Short problem:
Print each of the lines below word for word, with no changes.

**** Provided records ****

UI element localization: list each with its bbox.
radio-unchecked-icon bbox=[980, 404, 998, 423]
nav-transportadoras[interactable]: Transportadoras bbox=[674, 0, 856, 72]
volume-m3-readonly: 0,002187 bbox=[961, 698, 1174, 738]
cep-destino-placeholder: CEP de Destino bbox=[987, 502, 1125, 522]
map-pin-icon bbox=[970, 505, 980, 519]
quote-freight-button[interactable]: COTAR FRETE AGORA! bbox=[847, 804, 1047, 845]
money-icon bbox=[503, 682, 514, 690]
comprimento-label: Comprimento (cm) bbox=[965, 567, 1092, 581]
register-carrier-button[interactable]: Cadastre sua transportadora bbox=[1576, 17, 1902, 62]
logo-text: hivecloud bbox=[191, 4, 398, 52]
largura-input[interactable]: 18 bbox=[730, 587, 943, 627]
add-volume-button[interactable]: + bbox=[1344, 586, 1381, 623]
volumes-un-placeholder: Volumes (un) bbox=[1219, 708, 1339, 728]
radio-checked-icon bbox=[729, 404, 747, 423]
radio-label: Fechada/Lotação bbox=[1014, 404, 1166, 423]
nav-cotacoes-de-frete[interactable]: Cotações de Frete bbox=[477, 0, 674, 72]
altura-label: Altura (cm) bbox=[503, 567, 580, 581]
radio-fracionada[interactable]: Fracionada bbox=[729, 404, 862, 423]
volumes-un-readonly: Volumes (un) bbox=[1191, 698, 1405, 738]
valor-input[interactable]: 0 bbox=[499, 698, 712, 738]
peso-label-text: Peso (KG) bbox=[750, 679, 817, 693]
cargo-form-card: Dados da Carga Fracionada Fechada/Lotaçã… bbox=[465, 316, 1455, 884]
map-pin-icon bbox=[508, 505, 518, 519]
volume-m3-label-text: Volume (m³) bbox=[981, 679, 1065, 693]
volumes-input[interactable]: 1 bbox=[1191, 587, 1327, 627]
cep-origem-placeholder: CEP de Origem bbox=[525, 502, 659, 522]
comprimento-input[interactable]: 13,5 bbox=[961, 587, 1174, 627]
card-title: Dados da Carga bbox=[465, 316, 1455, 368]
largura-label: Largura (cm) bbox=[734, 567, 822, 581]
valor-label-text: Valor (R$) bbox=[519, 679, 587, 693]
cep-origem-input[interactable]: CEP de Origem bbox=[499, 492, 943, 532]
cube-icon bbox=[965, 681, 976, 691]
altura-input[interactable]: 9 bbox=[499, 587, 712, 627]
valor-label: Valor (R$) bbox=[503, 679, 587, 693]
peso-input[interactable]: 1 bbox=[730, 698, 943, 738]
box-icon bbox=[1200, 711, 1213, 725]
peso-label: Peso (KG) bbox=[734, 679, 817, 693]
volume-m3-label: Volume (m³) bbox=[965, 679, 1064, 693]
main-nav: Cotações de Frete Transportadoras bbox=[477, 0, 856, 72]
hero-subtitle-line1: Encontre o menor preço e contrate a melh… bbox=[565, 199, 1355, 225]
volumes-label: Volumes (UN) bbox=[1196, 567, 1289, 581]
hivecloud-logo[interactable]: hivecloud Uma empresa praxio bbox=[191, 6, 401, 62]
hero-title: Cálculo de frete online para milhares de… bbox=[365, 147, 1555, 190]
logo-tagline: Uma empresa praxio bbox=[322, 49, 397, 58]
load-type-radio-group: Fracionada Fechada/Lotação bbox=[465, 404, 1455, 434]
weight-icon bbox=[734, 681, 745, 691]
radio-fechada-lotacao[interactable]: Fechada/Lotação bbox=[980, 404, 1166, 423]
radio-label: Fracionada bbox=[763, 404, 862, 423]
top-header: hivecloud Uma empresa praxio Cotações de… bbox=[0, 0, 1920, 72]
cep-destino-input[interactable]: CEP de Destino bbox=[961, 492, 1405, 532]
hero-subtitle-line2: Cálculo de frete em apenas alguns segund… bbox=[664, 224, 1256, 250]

****

Complete output:
UI element localization: list each with its bbox.
radio-unchecked-icon bbox=[980, 404, 998, 423]
nav-transportadoras[interactable]: Transportadoras bbox=[674, 0, 856, 72]
volume-m3-readonly: 0,002187 bbox=[961, 698, 1174, 738]
cep-destino-placeholder: CEP de Destino bbox=[987, 502, 1125, 522]
map-pin-icon bbox=[970, 505, 980, 519]
quote-freight-button[interactable]: COTAR FRETE AGORA! bbox=[847, 804, 1047, 845]
money-icon bbox=[503, 682, 514, 690]
comprimento-label: Comprimento (cm) bbox=[965, 567, 1092, 581]
register-carrier-button[interactable]: Cadastre sua transportadora bbox=[1576, 17, 1902, 62]
logo-text: hivecloud bbox=[191, 4, 398, 52]
largura-input[interactable]: 18 bbox=[730, 587, 943, 627]
add-volume-button[interactable]: + bbox=[1344, 586, 1381, 623]
volumes-un-placeholder: Volumes (un) bbox=[1219, 708, 1339, 728]
radio-checked-icon bbox=[729, 404, 747, 423]
radio-label: Fechada/Lotação bbox=[1014, 404, 1166, 423]
nav-cotacoes-de-frete[interactable]: Cotações de Frete bbox=[477, 0, 674, 72]
altura-label: Altura (cm) bbox=[503, 567, 580, 581]
radio-fracionada[interactable]: Fracionada bbox=[729, 404, 862, 423]
volumes-un-readonly: Volumes (un) bbox=[1191, 698, 1405, 738]
valor-input[interactable]: 0 bbox=[499, 698, 712, 738]
peso-label-text: Peso (KG) bbox=[750, 679, 817, 693]
cargo-form-card: Dados da Carga Fracionada Fechada/Lotaçã… bbox=[465, 316, 1455, 884]
map-pin-icon bbox=[508, 505, 518, 519]
volume-m3-label-text: Volume (m³) bbox=[981, 679, 1065, 693]
volumes-input[interactable]: 1 bbox=[1191, 587, 1327, 627]
cep-origem-placeholder: CEP de Origem bbox=[525, 502, 659, 522]
comprimento-input[interactable]: 13,5 bbox=[961, 587, 1174, 627]
card-title: Dados da Carga bbox=[465, 316, 1455, 368]
largura-label: Largura (cm) bbox=[734, 567, 822, 581]
valor-label-text: Valor (R$) bbox=[519, 679, 587, 693]
cep-origem-input[interactable]: CEP de Origem bbox=[499, 492, 943, 532]
cube-icon bbox=[965, 681, 976, 691]
altura-input[interactable]: 9 bbox=[499, 587, 712, 627]
valor-label: Valor (R$) bbox=[503, 679, 587, 693]
peso-input[interactable]: 1 bbox=[730, 698, 943, 738]
box-icon bbox=[1200, 711, 1213, 725]
peso-label: Peso (KG) bbox=[734, 679, 817, 693]
volume-m3-label: Volume (m³) bbox=[965, 679, 1064, 693]
main-nav: Cotações de Frete Transportadoras bbox=[477, 0, 856, 72]
hero-subtitle-line1: Encontre o menor preço e contrate a melh… bbox=[565, 199, 1355, 225]
volumes-label: Volumes (UN) bbox=[1196, 567, 1289, 581]
hivecloud-logo[interactable]: hivecloud Uma empresa praxio bbox=[191, 6, 401, 62]
hero-title: Cálculo de frete online para milhares de… bbox=[365, 147, 1555, 190]
logo-tagline: Uma empresa praxio bbox=[322, 49, 397, 58]
load-type-radio-group: Fracionada Fechada/Lotação bbox=[465, 404, 1455, 434]
weight-icon bbox=[734, 681, 745, 691]
radio-fechada-lotacao[interactable]: Fechada/Lotação bbox=[980, 404, 1166, 423]
radio-label: Fracionada bbox=[763, 404, 862, 423]
top-header: hivecloud Uma empresa praxio Cotações de… bbox=[0, 0, 1920, 72]
cep-destino-input[interactable]: CEP de Destino bbox=[961, 492, 1405, 532]
hero-subtitle-line2: Cálculo de frete em apenas alguns segund… bbox=[664, 224, 1256, 250]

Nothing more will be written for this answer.